(Layout dataset entries)
_ _ _
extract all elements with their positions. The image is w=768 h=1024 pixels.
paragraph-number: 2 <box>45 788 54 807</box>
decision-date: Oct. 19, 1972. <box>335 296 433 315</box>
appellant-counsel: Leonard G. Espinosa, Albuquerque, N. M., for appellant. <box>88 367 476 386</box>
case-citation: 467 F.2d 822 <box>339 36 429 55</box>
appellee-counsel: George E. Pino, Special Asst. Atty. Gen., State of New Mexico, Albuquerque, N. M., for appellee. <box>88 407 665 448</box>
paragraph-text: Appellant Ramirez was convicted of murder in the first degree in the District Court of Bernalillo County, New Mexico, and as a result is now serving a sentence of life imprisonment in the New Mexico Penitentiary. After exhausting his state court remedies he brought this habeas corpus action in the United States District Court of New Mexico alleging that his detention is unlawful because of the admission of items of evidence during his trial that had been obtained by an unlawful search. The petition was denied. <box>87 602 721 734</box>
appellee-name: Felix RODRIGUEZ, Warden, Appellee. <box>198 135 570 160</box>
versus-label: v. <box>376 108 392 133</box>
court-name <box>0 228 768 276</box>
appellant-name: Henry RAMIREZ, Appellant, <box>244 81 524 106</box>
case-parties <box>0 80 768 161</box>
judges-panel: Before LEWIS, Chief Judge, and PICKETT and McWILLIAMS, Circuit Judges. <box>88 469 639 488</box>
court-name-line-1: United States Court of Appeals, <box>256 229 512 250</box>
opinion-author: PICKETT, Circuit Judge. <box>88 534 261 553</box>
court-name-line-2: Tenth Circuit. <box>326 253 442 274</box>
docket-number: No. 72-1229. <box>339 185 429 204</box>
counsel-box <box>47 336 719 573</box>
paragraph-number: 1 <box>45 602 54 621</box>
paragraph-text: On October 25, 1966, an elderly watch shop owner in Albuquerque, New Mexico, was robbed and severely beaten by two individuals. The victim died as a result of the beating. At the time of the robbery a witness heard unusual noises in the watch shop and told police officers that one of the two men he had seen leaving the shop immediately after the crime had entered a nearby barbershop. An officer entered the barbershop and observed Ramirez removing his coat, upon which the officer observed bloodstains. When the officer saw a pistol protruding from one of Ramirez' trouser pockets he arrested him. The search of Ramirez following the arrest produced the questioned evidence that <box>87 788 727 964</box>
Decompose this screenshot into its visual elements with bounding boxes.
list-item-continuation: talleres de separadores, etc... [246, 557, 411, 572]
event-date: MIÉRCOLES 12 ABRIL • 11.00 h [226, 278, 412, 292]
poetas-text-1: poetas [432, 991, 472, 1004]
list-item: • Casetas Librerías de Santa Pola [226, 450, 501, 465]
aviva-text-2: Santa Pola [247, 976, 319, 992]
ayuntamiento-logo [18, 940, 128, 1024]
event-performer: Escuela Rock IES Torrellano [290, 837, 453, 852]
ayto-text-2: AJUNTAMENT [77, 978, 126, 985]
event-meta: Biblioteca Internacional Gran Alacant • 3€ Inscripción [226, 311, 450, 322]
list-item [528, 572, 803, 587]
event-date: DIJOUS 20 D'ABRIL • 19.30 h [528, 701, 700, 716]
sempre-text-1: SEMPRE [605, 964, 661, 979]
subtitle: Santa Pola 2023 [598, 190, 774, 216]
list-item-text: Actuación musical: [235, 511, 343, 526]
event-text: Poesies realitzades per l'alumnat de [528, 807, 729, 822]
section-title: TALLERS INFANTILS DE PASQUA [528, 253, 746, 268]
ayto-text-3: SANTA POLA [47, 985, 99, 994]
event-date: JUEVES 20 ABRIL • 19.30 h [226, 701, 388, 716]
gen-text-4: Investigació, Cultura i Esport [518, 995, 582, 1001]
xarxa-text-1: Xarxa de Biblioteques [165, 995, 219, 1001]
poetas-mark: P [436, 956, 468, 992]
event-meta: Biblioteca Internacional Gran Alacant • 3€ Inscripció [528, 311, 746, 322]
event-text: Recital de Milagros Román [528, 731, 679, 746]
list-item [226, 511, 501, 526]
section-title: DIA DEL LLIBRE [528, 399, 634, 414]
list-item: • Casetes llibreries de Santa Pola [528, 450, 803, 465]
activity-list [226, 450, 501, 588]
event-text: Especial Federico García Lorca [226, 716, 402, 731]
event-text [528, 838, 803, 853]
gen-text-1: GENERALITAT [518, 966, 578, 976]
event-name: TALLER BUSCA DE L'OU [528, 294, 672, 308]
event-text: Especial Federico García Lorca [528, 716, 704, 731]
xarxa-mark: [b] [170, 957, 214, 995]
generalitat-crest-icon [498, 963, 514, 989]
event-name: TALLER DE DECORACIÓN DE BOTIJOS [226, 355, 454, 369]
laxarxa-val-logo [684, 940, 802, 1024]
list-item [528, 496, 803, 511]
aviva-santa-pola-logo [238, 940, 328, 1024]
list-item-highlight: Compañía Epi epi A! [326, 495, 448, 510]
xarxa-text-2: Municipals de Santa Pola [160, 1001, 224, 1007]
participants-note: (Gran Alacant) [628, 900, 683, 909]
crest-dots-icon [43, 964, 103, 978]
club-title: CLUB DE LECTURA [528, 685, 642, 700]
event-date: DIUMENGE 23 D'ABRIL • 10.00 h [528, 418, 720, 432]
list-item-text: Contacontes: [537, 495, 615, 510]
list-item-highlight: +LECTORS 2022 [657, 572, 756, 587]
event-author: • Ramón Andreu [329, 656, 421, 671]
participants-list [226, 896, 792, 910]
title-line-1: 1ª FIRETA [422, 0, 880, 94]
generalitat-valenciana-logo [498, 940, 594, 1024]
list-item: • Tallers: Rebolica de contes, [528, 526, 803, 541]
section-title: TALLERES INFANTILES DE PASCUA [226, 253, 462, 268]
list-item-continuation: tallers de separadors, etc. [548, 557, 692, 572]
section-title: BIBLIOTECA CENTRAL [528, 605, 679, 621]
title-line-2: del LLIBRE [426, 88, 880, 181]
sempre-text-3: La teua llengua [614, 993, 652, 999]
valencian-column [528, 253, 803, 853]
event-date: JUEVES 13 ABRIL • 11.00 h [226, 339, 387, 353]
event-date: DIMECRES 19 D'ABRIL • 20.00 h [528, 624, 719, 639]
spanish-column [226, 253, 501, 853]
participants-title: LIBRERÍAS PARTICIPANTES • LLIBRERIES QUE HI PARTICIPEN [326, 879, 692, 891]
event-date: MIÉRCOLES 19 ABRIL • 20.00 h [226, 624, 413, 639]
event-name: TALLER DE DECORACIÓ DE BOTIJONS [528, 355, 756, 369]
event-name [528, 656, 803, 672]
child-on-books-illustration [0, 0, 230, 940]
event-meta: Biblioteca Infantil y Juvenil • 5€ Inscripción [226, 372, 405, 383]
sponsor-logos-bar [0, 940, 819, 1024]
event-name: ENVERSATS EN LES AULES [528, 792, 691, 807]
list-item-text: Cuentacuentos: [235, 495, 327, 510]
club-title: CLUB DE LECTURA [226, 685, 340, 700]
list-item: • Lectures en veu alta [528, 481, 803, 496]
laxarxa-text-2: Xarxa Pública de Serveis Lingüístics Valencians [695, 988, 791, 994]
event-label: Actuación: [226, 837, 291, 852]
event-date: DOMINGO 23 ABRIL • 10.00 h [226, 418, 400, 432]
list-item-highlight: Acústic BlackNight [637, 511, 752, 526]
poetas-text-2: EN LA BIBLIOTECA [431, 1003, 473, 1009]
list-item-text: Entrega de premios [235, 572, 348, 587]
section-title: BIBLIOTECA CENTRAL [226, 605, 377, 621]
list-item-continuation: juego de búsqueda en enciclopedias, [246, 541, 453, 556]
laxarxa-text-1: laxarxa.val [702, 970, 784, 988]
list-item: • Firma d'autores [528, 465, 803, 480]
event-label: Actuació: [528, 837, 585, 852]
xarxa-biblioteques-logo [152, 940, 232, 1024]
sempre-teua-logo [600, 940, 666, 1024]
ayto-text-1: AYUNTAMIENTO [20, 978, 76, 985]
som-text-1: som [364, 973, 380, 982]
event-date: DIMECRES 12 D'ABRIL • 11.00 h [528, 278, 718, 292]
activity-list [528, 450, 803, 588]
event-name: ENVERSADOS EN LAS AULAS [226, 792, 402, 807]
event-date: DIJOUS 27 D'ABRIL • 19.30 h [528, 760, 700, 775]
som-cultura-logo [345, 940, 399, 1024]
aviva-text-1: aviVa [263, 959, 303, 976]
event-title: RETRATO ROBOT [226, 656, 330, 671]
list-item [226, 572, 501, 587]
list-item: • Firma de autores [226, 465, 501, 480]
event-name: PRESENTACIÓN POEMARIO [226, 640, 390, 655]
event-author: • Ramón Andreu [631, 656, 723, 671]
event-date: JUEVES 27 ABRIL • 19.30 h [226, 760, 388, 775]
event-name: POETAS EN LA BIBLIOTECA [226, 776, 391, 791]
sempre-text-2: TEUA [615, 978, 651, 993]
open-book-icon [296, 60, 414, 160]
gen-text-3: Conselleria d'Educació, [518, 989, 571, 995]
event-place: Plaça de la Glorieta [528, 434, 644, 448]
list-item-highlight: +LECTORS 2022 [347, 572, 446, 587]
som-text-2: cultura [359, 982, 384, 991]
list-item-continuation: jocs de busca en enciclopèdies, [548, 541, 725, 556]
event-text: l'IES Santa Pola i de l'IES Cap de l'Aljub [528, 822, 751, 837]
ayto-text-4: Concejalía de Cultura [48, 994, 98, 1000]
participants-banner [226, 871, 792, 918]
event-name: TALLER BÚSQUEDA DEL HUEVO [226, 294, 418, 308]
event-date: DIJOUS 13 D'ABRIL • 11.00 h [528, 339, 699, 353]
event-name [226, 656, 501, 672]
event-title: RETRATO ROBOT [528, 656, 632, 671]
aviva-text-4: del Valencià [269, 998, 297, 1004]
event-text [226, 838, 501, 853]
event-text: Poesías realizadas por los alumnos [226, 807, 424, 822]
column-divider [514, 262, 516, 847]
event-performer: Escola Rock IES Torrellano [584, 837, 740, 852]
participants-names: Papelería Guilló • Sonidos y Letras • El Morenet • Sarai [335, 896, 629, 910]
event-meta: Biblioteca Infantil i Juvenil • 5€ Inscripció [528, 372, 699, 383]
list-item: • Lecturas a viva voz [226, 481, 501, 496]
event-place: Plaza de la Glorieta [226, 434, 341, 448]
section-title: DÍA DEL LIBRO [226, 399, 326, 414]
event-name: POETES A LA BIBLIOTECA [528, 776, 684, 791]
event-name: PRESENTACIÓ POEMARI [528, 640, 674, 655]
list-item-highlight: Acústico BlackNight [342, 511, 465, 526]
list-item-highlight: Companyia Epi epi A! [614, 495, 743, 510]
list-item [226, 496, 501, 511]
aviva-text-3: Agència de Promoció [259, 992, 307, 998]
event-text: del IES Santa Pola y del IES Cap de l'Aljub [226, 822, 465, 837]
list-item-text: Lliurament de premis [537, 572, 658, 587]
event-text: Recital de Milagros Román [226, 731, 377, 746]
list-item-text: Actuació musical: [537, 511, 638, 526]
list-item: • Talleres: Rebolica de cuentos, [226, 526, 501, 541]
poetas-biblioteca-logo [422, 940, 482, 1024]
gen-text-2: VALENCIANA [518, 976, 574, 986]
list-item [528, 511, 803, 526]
_ _ _
> **Stated exercise**: Rewrite the rows starting at the beginning of the records and ending at the line that contains "opinion-author: PICKETT, Circuit", replacing "case-citation" with "reporter-citation" and leaving everything else the same.

> **Exercise result**:
extract all elements with their positions. The image is w=768 h=1024 pixels.
paragraph-number: 2 <box>45 788 54 807</box>
decision-date: Oct. 19, 1972. <box>335 296 433 315</box>
appellant-counsel: Leonard G. Espinosa, Albuquerque, N. M., for appellant. <box>88 367 476 386</box>
reporter-citation: 467 F.2d 822 <box>339 36 429 55</box>
appellee-counsel: George E. Pino, Special Asst. Atty. Gen., State of New Mexico, Albuquerque, N. M., for appellee. <box>88 407 665 448</box>
paragraph-text: Appellant Ramirez was convicted of murder in the first degree in the District Court of Bernalillo County, New Mexico, and as a result is now serving a sentence of life imprisonment in the New Mexico Penitentiary. After exhausting his state court remedies he brought this habeas corpus action in the United States District Court of New Mexico alleging that his detention is unlawful because of the admission of items of evidence during his trial that had been obtained by an unlawful search. The petition was denied. <box>87 602 721 734</box>
appellee-name: Felix RODRIGUEZ, Warden, Appellee. <box>198 135 570 160</box>
versus-label: v. <box>376 108 392 133</box>
court-name <box>0 228 768 276</box>
appellant-name: Henry RAMIREZ, Appellant, <box>244 81 524 106</box>
case-parties <box>0 80 768 161</box>
judges-panel: Before LEWIS, Chief Judge, and PICKETT and McWILLIAMS, Circuit Judges. <box>88 469 639 488</box>
court-name-line-1: United States Court of Appeals, <box>256 229 512 250</box>
opinion-author: PICKETT, Circuit Judge. <box>88 534 261 553</box>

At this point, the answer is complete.